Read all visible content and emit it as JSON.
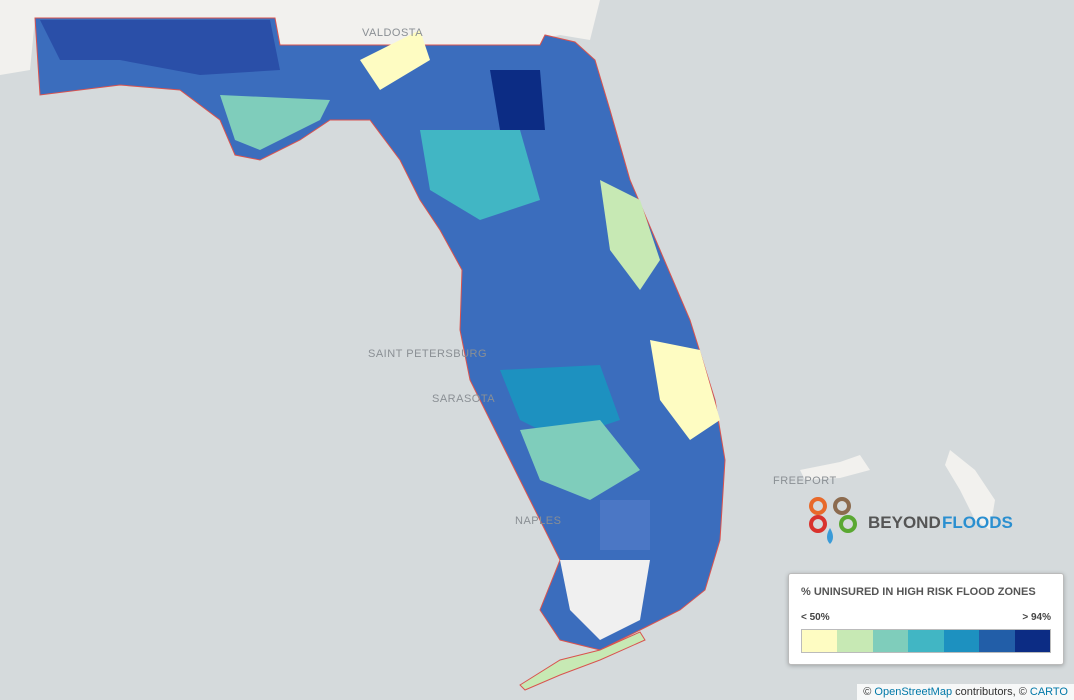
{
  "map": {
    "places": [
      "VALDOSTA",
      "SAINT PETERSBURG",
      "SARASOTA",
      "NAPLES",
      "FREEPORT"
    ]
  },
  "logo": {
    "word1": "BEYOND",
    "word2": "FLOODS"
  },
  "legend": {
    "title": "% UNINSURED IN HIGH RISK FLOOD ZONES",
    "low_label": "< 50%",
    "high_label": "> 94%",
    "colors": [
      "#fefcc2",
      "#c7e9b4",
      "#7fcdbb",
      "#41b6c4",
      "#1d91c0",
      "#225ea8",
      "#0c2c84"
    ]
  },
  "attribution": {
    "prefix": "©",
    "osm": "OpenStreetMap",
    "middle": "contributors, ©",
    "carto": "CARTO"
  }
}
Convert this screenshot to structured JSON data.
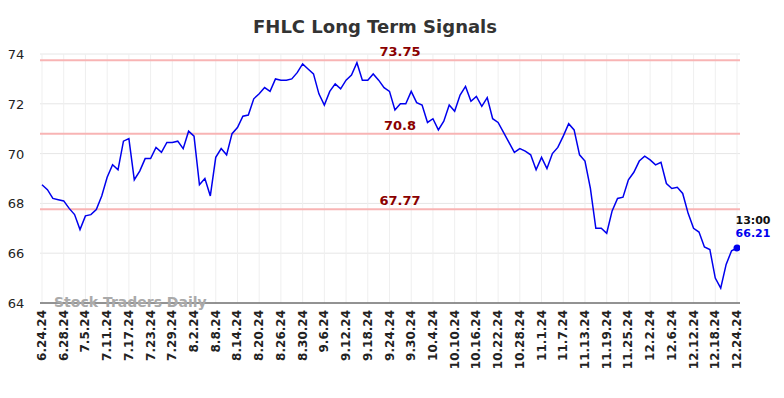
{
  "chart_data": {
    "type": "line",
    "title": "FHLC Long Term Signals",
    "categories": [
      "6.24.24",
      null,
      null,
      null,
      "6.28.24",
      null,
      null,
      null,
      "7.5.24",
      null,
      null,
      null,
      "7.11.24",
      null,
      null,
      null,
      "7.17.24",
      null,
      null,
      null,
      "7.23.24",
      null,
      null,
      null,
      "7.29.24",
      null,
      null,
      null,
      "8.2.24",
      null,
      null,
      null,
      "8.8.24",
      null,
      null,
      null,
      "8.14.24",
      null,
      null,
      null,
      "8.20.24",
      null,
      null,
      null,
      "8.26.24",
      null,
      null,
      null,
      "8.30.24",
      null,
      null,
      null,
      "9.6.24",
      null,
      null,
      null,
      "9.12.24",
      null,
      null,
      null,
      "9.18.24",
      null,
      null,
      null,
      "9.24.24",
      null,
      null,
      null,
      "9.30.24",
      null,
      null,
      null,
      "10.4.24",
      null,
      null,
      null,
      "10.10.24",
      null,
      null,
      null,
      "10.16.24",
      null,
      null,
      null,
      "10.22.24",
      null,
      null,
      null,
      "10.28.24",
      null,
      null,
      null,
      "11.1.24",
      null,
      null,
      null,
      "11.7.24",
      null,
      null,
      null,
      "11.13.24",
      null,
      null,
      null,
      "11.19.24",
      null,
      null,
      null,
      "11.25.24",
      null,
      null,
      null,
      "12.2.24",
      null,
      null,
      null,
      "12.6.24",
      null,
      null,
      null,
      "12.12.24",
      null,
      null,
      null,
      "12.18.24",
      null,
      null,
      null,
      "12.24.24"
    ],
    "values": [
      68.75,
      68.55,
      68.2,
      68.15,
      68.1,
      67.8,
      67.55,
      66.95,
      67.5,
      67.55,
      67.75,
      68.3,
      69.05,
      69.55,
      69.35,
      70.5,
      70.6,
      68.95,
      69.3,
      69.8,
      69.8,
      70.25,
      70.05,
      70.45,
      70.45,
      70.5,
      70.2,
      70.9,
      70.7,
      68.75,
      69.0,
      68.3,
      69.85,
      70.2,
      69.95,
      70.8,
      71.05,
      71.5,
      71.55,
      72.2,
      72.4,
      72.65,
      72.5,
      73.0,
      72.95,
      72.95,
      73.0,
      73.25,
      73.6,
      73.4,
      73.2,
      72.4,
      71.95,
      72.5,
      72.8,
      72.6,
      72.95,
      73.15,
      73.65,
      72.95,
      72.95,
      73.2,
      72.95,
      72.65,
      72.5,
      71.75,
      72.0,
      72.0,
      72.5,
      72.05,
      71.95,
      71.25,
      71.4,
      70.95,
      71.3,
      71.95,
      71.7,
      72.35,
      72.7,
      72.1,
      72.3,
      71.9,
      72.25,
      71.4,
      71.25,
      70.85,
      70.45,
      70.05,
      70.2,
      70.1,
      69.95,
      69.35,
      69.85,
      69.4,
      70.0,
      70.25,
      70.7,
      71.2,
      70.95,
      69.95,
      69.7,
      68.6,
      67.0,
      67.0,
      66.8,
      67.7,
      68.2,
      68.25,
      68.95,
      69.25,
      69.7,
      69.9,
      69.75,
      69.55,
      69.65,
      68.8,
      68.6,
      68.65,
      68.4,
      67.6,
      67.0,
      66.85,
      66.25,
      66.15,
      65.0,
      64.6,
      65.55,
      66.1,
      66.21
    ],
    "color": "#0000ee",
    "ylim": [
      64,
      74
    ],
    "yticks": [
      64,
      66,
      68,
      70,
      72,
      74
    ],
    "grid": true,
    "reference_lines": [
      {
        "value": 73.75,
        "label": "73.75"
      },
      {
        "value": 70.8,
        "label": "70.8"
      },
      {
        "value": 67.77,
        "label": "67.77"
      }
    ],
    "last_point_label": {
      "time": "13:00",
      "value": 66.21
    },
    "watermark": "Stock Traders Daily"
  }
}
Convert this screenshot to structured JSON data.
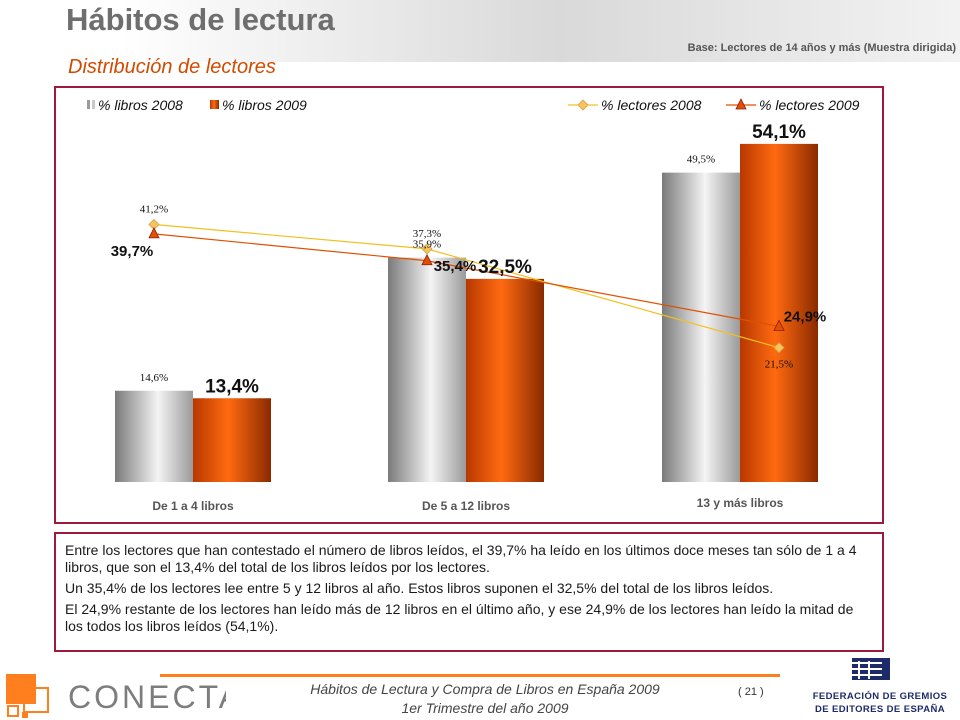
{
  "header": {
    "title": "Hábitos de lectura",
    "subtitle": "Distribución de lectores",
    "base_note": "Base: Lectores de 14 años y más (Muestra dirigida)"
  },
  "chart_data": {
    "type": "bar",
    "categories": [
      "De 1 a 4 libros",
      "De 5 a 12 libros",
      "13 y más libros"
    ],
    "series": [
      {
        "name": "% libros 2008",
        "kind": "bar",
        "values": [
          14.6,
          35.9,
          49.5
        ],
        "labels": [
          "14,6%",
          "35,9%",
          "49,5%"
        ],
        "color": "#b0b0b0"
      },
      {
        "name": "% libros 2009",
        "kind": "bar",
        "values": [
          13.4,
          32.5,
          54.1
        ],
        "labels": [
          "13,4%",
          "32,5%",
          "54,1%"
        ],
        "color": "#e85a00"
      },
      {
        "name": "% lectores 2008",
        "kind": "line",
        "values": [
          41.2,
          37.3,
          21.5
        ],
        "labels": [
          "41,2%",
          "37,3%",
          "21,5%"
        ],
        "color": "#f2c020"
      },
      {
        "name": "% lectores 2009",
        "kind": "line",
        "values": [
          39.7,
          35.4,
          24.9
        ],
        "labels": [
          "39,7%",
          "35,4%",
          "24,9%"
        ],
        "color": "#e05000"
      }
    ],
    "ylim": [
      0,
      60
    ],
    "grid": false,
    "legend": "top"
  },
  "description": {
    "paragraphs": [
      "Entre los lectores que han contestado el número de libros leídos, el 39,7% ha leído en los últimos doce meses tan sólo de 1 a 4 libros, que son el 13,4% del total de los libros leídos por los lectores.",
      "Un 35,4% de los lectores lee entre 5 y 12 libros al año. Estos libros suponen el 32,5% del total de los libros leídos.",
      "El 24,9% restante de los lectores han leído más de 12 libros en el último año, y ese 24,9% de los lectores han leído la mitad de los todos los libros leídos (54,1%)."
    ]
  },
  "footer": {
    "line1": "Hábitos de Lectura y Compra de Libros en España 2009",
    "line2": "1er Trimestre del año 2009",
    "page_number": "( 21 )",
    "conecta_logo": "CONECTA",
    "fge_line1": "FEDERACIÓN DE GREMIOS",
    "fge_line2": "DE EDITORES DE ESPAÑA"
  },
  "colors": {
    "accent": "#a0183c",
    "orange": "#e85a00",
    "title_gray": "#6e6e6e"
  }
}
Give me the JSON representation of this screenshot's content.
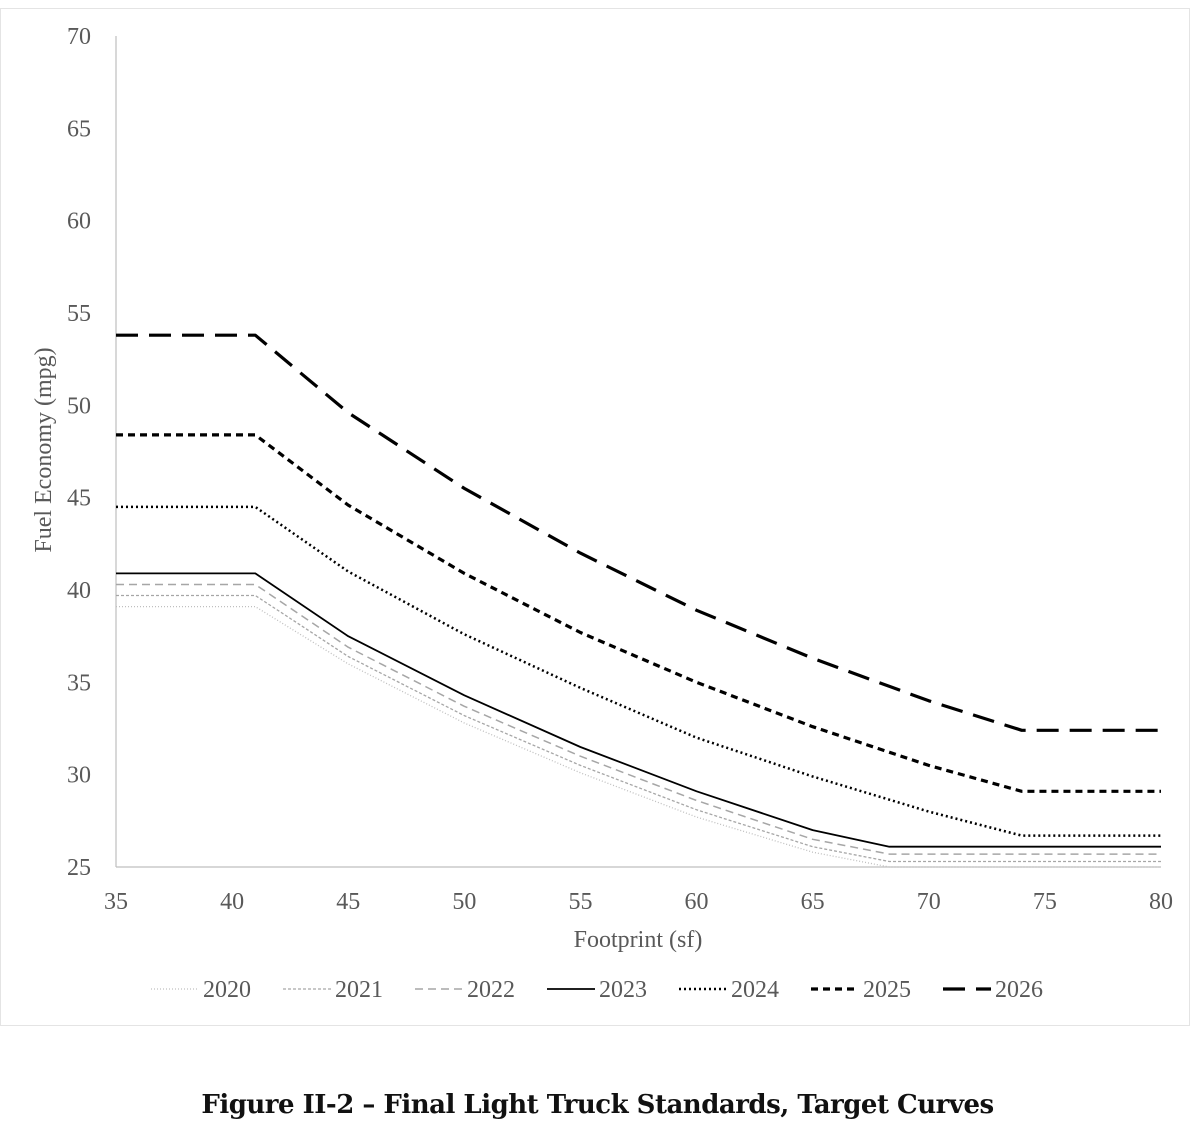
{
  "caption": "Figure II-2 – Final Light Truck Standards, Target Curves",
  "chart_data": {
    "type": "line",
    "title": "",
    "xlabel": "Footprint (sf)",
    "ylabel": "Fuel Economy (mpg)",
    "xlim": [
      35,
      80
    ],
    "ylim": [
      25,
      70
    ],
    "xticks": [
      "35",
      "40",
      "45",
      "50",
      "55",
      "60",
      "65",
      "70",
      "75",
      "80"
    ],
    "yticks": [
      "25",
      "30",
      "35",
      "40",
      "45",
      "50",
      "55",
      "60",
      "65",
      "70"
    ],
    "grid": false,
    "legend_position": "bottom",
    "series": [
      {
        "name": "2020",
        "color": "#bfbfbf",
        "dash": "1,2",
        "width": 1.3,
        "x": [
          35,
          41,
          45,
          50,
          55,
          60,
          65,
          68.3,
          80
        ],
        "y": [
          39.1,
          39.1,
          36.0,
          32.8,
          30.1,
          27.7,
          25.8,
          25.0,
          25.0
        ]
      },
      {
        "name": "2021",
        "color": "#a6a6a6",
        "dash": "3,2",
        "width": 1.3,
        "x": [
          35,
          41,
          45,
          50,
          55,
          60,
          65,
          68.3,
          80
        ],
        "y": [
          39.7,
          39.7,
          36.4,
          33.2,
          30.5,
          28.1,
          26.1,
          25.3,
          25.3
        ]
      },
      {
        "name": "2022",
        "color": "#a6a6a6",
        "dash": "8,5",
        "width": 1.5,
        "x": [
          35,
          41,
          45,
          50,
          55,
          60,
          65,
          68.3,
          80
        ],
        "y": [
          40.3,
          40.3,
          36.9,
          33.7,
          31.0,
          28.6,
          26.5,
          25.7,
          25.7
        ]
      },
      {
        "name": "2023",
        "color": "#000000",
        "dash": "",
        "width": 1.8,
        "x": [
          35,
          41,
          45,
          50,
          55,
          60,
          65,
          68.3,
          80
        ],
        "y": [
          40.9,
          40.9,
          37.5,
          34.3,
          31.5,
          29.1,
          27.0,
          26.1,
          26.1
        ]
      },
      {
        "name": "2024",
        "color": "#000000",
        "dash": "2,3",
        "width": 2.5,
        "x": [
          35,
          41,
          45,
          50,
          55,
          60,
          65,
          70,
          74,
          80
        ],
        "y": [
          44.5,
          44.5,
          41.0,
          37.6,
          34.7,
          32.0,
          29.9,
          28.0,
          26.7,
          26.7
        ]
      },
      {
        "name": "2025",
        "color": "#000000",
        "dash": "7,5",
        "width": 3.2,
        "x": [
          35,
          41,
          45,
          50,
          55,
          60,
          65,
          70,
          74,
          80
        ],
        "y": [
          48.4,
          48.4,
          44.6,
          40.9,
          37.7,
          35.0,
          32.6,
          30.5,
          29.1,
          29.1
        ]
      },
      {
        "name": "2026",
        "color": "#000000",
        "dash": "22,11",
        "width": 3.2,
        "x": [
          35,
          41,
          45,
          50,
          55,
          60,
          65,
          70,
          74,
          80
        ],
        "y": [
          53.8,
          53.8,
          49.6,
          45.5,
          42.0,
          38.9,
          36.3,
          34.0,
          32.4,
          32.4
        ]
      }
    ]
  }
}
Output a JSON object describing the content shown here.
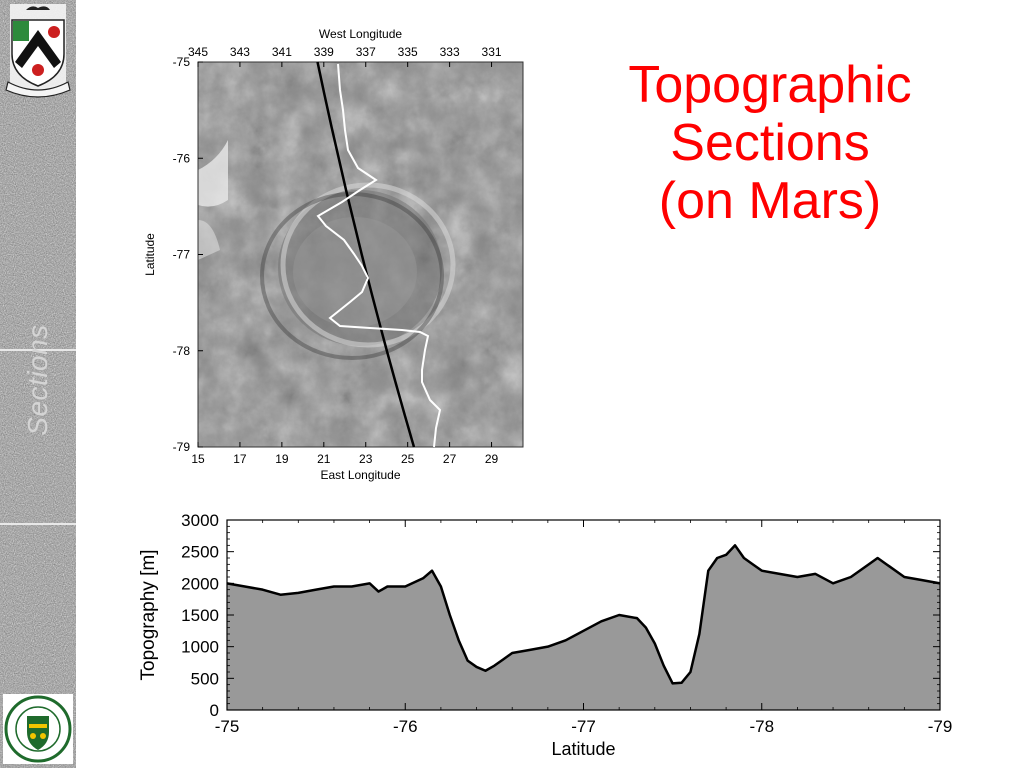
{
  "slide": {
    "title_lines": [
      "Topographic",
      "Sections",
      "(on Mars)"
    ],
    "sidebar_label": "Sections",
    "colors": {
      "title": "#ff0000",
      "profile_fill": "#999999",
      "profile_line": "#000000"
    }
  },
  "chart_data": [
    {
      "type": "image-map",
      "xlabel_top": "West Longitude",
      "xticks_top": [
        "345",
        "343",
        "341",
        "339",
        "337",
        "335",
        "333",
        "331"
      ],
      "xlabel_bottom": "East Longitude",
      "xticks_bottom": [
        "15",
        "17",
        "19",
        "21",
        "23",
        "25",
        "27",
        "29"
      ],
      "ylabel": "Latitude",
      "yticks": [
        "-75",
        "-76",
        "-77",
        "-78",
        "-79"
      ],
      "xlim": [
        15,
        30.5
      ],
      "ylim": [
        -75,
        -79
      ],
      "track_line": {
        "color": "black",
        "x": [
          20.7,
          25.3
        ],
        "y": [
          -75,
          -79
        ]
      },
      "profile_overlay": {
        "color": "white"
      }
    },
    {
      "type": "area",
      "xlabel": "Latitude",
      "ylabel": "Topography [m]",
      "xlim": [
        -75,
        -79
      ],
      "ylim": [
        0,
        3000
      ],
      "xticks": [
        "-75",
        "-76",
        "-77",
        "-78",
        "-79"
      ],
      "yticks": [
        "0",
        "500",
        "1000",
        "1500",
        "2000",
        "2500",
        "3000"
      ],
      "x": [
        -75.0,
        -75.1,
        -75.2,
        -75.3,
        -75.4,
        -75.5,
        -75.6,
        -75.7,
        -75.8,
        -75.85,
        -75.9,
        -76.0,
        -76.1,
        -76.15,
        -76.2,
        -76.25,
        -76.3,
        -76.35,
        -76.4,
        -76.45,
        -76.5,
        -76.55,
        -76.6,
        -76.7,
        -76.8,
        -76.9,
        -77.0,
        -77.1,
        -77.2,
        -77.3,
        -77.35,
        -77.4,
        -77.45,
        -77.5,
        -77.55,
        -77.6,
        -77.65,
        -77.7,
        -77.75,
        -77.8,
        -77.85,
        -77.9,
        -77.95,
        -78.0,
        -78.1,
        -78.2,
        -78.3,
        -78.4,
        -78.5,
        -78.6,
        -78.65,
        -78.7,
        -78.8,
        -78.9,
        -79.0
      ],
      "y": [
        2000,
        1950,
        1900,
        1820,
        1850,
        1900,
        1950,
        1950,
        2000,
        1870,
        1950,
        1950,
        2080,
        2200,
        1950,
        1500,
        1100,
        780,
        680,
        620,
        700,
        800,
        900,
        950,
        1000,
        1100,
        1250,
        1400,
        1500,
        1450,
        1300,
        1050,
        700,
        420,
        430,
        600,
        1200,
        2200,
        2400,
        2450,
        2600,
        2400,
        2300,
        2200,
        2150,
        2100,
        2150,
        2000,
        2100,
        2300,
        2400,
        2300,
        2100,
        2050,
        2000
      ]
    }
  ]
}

▶ To do
Select and copy every line from the records that includes the word "content".

▶ Finished answer
Read all visible content and emit it as JSON.
Give me the JSON representation of this screenshot's content.
Output a JSON object describing the content shown here.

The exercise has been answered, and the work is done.